(What to produce):
Look through the data below and say how many of its lines contain "whom", adding nothing else.

____

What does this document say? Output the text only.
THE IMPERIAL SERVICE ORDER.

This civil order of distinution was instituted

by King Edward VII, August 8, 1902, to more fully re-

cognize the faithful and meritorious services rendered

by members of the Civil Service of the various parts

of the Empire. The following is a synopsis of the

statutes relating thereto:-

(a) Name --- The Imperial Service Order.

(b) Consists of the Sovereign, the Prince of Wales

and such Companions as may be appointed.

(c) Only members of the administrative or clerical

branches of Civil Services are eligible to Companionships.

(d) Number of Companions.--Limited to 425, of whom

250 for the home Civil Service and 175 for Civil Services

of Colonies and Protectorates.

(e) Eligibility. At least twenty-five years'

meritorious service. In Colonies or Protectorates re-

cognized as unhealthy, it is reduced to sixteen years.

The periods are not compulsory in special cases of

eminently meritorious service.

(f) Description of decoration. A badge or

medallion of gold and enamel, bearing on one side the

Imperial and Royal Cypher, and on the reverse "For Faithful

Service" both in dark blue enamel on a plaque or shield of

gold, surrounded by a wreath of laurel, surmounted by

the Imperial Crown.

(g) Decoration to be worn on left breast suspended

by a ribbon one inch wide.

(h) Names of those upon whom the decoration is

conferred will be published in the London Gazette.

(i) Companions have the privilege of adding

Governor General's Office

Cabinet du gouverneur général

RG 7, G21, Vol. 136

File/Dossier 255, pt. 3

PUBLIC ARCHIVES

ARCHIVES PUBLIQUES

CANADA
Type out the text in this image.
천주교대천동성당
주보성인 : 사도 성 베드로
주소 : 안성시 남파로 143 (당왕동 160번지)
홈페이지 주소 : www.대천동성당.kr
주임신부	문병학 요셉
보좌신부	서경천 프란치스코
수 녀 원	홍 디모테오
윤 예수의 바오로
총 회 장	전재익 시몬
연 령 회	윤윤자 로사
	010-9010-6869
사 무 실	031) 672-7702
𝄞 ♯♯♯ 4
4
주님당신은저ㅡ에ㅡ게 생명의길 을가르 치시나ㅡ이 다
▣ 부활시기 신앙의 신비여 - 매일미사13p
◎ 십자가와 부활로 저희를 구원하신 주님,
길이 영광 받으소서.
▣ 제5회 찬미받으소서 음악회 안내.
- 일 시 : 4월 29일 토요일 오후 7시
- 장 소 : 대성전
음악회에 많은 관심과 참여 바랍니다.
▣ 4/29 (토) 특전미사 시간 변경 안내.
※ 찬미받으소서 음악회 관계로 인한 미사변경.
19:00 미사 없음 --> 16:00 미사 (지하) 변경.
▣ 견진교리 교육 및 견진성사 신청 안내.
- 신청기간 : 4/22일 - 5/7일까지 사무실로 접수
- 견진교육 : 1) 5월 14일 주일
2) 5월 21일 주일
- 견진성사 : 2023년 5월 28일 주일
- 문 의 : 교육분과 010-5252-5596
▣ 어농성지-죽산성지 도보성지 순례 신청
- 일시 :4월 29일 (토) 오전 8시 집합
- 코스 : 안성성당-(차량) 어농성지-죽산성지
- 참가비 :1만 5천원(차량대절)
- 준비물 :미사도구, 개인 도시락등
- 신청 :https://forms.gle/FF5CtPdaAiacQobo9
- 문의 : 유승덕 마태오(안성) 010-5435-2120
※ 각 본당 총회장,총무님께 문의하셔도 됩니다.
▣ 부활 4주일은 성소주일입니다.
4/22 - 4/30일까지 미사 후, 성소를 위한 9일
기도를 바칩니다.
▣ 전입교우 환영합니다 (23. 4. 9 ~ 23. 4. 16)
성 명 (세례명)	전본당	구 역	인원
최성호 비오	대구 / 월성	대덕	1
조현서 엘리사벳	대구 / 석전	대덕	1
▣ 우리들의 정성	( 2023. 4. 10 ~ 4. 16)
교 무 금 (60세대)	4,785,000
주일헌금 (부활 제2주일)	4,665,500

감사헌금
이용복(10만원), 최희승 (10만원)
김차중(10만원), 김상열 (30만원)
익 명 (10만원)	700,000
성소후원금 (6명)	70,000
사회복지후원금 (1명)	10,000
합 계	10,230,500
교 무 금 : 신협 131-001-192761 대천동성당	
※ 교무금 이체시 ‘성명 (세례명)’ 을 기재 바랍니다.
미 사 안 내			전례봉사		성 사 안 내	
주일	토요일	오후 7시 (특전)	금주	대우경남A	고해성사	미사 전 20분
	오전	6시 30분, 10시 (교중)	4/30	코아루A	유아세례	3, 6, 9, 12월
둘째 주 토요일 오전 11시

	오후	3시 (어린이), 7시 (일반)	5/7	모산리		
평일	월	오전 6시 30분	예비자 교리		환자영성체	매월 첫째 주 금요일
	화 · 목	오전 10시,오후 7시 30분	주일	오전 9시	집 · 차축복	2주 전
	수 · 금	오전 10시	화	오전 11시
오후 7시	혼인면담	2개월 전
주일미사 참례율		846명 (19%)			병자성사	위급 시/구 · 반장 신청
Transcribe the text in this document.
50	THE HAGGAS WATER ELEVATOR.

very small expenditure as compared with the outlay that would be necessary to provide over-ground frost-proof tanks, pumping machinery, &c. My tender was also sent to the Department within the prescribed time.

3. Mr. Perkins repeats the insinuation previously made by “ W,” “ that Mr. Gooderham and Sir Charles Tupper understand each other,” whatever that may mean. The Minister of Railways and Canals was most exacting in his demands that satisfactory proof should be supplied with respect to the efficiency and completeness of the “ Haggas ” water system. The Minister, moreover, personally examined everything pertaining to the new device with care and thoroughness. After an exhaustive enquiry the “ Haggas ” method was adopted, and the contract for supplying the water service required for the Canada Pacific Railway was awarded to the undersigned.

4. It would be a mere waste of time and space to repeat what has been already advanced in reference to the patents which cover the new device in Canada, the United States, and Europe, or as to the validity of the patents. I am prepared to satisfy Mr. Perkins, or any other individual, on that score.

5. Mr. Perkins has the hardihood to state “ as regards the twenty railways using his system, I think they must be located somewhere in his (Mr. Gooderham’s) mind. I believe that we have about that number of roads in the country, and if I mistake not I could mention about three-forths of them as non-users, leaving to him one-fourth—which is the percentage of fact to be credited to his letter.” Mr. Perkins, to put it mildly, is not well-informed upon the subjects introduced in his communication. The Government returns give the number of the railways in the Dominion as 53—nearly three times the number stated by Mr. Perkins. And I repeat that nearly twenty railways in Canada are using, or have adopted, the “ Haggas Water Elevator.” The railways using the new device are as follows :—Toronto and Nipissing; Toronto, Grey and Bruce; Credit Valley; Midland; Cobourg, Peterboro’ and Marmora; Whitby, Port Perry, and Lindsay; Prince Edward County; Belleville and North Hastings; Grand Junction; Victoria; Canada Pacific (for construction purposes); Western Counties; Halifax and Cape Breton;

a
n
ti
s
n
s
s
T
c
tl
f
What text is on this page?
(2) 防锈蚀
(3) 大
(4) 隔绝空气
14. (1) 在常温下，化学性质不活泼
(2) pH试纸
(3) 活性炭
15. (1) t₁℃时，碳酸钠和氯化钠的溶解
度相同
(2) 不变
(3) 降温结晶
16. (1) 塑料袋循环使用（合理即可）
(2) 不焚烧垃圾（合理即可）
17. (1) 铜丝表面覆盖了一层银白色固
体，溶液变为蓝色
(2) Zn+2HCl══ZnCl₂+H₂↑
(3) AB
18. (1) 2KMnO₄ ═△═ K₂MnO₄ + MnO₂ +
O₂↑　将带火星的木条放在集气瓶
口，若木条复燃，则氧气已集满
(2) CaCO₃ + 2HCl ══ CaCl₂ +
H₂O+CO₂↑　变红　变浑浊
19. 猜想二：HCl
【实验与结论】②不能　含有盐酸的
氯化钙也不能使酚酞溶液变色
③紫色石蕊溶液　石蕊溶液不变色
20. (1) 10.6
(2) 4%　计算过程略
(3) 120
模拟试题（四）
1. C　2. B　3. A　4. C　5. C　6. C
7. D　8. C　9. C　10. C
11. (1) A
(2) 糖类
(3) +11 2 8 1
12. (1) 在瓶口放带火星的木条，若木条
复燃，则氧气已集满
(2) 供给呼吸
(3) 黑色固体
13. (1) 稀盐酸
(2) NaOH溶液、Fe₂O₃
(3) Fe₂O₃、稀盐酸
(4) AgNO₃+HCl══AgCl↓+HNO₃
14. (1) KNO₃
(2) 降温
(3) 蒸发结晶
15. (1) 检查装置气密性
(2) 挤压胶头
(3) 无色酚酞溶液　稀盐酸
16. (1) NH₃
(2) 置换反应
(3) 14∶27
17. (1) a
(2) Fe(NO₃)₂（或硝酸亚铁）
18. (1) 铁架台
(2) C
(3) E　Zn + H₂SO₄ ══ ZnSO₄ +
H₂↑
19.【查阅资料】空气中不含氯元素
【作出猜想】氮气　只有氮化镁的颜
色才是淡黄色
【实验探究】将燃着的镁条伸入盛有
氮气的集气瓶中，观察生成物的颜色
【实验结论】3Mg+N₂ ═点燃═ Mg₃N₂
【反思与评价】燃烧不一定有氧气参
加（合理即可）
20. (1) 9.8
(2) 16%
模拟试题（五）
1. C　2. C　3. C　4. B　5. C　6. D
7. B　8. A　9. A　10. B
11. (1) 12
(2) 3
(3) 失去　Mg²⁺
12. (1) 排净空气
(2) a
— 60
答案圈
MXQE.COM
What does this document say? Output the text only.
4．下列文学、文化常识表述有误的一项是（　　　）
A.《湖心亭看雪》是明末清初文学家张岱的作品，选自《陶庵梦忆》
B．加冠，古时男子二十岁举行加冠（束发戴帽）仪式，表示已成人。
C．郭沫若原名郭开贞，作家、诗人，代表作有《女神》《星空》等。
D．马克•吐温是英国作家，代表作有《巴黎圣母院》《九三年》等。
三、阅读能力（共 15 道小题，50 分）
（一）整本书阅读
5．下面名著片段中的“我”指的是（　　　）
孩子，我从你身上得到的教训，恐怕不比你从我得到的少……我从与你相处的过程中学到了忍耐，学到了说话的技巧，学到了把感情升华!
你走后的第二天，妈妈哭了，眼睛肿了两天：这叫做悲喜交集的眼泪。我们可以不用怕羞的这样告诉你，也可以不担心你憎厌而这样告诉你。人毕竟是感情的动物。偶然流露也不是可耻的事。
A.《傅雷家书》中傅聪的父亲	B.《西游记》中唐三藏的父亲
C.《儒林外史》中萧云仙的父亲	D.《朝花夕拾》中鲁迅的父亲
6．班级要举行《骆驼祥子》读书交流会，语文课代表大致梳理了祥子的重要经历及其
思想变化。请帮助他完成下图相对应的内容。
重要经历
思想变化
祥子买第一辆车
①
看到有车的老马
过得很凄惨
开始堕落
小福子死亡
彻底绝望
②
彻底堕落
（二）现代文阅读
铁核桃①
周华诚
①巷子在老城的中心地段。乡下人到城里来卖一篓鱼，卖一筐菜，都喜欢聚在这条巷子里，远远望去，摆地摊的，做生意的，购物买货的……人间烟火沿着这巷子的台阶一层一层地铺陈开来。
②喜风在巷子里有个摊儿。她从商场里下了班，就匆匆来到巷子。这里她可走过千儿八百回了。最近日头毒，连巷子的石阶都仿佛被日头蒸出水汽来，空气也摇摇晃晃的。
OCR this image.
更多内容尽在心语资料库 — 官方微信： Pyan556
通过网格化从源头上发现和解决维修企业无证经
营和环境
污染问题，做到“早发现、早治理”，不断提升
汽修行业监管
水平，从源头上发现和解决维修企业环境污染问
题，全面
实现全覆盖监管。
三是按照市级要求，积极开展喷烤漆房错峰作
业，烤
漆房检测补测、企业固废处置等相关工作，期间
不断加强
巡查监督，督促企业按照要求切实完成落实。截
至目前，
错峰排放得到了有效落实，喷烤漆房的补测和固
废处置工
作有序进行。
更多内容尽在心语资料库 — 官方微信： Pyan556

____

(Complete output):
2